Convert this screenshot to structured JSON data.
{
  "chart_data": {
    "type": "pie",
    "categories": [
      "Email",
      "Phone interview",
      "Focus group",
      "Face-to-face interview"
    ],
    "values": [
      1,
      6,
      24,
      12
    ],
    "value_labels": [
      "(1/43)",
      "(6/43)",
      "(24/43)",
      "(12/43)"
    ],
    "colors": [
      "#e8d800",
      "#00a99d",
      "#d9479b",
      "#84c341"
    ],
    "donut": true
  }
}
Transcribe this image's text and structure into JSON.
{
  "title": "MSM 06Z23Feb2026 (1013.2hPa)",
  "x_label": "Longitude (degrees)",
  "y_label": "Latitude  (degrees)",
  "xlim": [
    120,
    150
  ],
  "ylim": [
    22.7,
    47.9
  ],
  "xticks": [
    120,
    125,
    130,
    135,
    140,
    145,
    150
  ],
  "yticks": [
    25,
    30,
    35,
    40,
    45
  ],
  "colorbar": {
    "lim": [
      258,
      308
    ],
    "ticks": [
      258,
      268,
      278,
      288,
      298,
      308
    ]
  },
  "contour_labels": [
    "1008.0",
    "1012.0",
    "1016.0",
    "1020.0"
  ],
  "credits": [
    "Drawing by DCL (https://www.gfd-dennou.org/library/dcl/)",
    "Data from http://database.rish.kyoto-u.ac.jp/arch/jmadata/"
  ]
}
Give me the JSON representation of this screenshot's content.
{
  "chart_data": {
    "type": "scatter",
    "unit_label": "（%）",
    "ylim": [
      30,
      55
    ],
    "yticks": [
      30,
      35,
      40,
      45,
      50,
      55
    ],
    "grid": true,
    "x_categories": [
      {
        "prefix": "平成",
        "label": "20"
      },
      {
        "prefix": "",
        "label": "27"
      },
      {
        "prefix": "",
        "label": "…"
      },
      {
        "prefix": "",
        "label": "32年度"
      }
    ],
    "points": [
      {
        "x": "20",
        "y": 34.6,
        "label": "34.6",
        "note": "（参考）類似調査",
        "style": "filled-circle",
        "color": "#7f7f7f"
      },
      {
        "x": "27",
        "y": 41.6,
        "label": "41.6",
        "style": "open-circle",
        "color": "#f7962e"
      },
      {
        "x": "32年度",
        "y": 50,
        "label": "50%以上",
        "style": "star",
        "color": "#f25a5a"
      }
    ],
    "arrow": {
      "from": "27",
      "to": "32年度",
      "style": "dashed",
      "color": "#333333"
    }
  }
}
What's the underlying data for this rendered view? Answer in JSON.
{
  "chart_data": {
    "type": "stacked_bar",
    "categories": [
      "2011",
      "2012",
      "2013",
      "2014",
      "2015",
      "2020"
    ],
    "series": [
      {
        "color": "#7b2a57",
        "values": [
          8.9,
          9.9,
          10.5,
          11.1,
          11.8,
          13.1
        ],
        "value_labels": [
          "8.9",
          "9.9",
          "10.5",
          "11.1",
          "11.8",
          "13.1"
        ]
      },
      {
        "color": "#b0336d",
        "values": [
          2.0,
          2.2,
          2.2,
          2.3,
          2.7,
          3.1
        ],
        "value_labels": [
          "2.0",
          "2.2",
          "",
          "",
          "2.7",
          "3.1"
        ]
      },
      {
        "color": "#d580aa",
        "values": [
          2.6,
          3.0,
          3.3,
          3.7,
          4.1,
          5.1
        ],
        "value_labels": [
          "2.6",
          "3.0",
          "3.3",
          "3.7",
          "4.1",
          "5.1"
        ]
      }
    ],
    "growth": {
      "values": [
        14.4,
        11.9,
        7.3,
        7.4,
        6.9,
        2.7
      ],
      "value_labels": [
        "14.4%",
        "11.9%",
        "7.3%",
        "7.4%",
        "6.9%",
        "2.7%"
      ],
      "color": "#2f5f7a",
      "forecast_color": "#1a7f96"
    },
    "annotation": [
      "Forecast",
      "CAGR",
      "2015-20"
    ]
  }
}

________________

▸ **WHAT IS BEING ASKED**
Collect the complete line wherever the string "this" appears in the records.

▸ **COMPLETE OUTPUT**
Convert this screenshot to structured JSON data.
Transcribe this image's text and structure into JSON.
Give me the JSON representation of this screenshot's content.
What's the underlying data for this rendered view? Answer in JSON.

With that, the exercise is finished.